Print the full listing exactly.
-- start of EXERCISE INPUT --
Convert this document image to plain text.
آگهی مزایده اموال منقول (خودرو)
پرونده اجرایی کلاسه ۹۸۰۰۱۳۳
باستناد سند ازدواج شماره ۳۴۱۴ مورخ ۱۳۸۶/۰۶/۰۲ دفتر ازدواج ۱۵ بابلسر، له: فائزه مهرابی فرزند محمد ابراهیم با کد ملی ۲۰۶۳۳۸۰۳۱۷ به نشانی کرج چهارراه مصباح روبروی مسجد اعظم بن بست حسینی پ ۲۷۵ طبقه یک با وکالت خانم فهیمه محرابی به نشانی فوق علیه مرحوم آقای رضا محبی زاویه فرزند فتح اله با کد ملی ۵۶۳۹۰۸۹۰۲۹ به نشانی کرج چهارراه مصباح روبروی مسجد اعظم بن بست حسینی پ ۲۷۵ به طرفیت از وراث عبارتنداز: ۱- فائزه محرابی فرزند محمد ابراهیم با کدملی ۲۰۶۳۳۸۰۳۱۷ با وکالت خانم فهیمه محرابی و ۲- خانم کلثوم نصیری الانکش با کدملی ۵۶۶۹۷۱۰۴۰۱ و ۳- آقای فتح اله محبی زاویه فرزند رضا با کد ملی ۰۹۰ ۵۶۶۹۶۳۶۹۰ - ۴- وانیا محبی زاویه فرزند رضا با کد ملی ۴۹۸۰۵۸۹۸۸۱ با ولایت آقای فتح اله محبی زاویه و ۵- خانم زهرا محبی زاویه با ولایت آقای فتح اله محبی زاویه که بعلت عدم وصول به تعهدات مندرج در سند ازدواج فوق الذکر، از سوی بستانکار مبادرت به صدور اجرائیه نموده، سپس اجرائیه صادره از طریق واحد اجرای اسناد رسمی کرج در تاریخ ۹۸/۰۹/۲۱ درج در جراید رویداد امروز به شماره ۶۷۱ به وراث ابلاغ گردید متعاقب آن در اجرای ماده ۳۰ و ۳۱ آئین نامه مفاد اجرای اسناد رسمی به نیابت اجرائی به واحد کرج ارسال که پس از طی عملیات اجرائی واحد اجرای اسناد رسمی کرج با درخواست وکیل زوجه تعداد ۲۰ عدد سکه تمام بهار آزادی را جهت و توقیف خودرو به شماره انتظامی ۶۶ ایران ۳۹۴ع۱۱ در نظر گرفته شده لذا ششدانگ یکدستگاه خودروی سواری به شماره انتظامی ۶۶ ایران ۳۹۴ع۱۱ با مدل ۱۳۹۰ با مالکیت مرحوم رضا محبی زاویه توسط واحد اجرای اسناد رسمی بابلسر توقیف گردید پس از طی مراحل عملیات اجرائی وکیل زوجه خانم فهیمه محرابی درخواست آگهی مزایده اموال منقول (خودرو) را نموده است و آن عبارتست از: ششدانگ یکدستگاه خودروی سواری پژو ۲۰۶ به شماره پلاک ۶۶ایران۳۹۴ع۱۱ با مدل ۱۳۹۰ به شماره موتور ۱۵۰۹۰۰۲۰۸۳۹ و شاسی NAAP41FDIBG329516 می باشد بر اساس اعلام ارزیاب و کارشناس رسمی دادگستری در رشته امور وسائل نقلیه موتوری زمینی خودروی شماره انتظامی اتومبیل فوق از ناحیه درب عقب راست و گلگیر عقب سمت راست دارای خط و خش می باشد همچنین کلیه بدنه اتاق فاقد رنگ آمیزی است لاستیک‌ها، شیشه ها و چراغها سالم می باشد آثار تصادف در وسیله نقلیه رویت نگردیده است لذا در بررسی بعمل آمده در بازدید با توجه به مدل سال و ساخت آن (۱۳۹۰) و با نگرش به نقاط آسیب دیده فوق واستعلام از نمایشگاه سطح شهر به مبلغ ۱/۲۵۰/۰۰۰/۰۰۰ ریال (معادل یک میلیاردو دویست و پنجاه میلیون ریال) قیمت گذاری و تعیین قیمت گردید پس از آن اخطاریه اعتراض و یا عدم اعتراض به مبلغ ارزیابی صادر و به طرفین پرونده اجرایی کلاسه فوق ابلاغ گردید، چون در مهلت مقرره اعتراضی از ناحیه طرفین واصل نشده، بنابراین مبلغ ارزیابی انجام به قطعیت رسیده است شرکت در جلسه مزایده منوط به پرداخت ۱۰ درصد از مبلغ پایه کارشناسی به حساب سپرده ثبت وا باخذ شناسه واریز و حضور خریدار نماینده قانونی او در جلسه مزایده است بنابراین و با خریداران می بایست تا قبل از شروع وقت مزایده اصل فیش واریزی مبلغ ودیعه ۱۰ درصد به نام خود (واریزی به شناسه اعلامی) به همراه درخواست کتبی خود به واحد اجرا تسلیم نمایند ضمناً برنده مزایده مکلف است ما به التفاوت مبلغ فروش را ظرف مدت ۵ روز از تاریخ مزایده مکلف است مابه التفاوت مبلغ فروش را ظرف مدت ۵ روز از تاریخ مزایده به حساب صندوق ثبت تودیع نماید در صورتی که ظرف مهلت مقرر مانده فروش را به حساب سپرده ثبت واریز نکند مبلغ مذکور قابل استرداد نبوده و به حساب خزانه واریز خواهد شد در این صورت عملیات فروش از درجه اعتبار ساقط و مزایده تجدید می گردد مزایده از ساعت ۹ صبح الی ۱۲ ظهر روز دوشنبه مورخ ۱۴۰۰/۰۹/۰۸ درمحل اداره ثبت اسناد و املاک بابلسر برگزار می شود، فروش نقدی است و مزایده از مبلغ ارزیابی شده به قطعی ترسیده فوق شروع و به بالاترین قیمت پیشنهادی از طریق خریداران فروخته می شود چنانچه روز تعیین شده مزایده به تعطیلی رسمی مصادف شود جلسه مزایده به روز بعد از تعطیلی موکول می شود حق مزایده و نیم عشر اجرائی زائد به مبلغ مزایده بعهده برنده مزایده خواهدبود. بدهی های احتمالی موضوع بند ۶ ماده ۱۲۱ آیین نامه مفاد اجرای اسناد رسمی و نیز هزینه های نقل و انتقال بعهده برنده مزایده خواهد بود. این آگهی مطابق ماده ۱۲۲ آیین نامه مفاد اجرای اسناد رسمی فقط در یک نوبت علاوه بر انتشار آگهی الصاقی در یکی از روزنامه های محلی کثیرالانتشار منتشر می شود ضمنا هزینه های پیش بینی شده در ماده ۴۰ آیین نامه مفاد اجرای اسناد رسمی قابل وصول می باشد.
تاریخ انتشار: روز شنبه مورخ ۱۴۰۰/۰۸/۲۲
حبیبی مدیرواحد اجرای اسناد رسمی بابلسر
-- end of EXERCISE INPUT --
> _TASK RESULT_
Convert this document image to plain text.
آگهی مزایده اموال منقول (خودرو)
پرونده اجرایی کلاسه ۹۸۰۰۱۳۳
باستناد سند ازدواج شماره ۳۴۱۴ مورخ ۱۳۸۶/۰۶/۰۲ دفتر ازدواج ۱۵ بابلسر، له: فائزه مهرابی فرزند محمد ابراهیم با کد ملی ۲۰۶۳۳۸۰۳۱۷ به نشانی کرج چهارراه مصباح روبروی مسجد اعظم بن بست حسینی پ ۲۷۵ طبقه یک با وکالت خانم فهیمه محرابی به نشانی فوق علیه مرحوم آقای رضا محبی زاویه فرزند فتح اله با کد ملی ۵۶۳۹۰۸۹۰۲۹ به نشانی کرج چهارراه مصباح روبروی مسجد اعظم بن بست حسینی پ ۲۷۵ به طرفیت از وراث عبارتنداز: ۱- فائزه محرابی فرزند محمد ابراهیم با کدملی ۲۰۶۳۳۸۰۳۱۷ با وکالت خانم فهیمه محرابی و ۲- خانم کلثوم نصیری الانکش با کدملی ۵۶۶۹۷۱۰۴۰۱ و ۳- آقای فتح اله محبی زاویه فرزند رضا با کد ملی ۰۹۰ ۵۶۶۹۶۳۶۹۰ - ۴- وانیا محبی زاویه فرزند رضا با کد ملی ۴۹۸۰۵۸۹۸۸۱ با ولایت آقای فتح اله محبی زاویه و ۵- خانم زهرا محبی زاویه با ولایت آقای فتح اله محبی زاویه که بعلت عدم وصول به تعهدات مندرج در سند ازدواج فوق الذکر، از سوی بستانکار مبادرت به صدور اجرائیه نموده، سپس اجرائیه صادره از طریق واحد اجرای اسناد رسمی کرج در تاریخ ۹۸/۰۹/۲۱ درج در جراید رویداد امروز به شماره ۶۷۱ به وراث ابلاغ گردید متعاقب آن در اجرای ماده ۳۰ و ۳۱ آئین نامه مفاد اجرای اسناد رسمی به نیابت اجرائی به واحد کرج ارسال که پس از طی عملیات اجرائی واحد اجرای اسناد رسمی کرج با درخواست وکیل زوجه تعداد ۲۰ عدد سکه تمام بهار آزادی را جهت و توقیف خودرو به شماره انتظامی ۶۶ ایران ۳۹۴ع۱۱ در نظر گرفته شده لذا ششدانگ یکدستگاه خودروی سواری به شماره انتظامی ۶۶ ایران ۳۹۴ع۱۱ با مدل ۱۳۹۰ با مالکیت مرحوم رضا محبی زاویه توسط واحد اجرای اسناد رسمی بابلسر توقیف گردید پس از طی مراحل عملیات اجرائی وکیل زوجه خانم فهیمه محرابی درخواست آگهی مزایده اموال منقول (خودرو) را نموده است و آن عبارتست از: ششدانگ یکدستگاه خودروی سواری پژو ۲۰۶ به شماره پلاک ۶۶ایران۳۹۴ع۱۱ با مدل ۱۳۹۰ به شماره موتور ۱۵۰۹۰۰۲۰۸۳۹ و شاسی NAAP41FDIBG329516 می باشد بر اساس اعلام ارزیاب و کارشناس رسمی دادگستری در رشته امور وسائل نقلیه موتوری زمینی خودروی شماره انتظامی اتومبیل فوق از ناحیه درب عقب راست و گلگیر عقب سمت راست دارای خط و خش می باشد همچنین کلیه بدنه اتاق فاقد رنگ آمیزی است لاستیک‌ها، شیشه ها و چراغها سالم می باشد آثار تصادف در وسیله نقلیه رویت نگردیده است لذا در بررسی بعمل آمده در بازدید با توجه به مدل سال و ساخت آن (۱۳۹۰) و با نگرش به نقاط آسیب دیده فوق واستعلام از نمایشگاه سطح شهر به مبلغ ۱/۲۵۰/۰۰۰/۰۰۰ ریال (معادل یک میلیاردو دویست و پنجاه میلیون ریال) قیمت گذاری و تعیین قیمت گردید پس از آن اخطاریه اعتراض و یا عدم اعتراض به مبلغ ارزیابی صادر و به طرفین پرونده اجرایی کلاسه فوق ابلاغ گردید، چون در مهلت مقرره اعتراضی از ناحیه طرفین واصل نشده، بنابراین مبلغ ارزیابی انجام به قطعیت رسیده است شرکت در جلسه مزایده منوط به پرداخت ۱۰ درصد از مبلغ پایه کارشناسی به حساب سپرده ثبت وا باخذ شناسه واریز و حضور خریدار نماینده قانونی او در جلسه مزایده است بنابراین و با خریداران می بایست تا قبل از شروع وقت مزایده اصل فیش واریزی مبلغ ودیعه ۱۰ درصد به نام خود (واریزی به شناسه اعلامی) به همراه درخواست کتبی خود به واحد اجرا تسلیم نمایند ضمناً برنده مزایده مکلف است ما به التفاوت مبلغ فروش را ظرف مدت ۵ روز از تاریخ مزایده مکلف است مابه التفاوت مبلغ فروش را ظرف مدت ۵ روز از تاریخ مزایده به حساب صندوق ثبت تودیع نماید در صورتی که ظرف مهلت مقرر مانده فروش را به حساب سپرده ثبت واریز نکند مبلغ مذکور قابل استرداد نبوده و به حساب خزانه واریز خواهد شد در این صورت عملیات فروش از درجه اعتبار ساقط و مزایده تجدید می گردد مزایده از ساعت ۹ صبح الی ۱۲ ظهر روز دوشنبه مورخ ۱۴۰۰/۰۹/۰۸ درمحل اداره ثبت اسناد و املاک بابلسر برگزار می شود، فروش نقدی است و مزایده از مبلغ ارزیابی شده به قطعی ترسیده فوق شروع و به بالاترین قیمت پیشنهادی از طریق خریداران فروخته می شود چنانچه روز تعیین شده مزایده به تعطیلی رسمی مصادف شود جلسه مزایده به روز بعد از تعطیلی موکول می شود حق مزایده و نیم عشر اجرائی زائد به مبلغ مزایده بعهده برنده مزایده خواهدبود. بدهی های احتمالی موضوع بند ۶ ماده ۱۲۱ آیین نامه مفاد اجرای اسناد رسمی و نیز هزینه های نقل و انتقال بعهده برنده مزایده خواهد بود. این آگهی مطابق ماده ۱۲۲ آیین نامه مفاد اجرای اسناد رسمی فقط در یک نوبت علاوه بر انتشار آگهی الصاقی در یکی از روزنامه های محلی کثیرالانتشار منتشر می شود ضمنا هزینه های پیش بینی شده در ماده ۴۰ آیین نامه مفاد اجرای اسناد رسمی قابل وصول می باشد.
تاریخ انتشار: روز شنبه مورخ ۱۴۰۰/۰۸/۲۲
حبیبی مدیرواحد اجرای اسناد رسمی بابلسر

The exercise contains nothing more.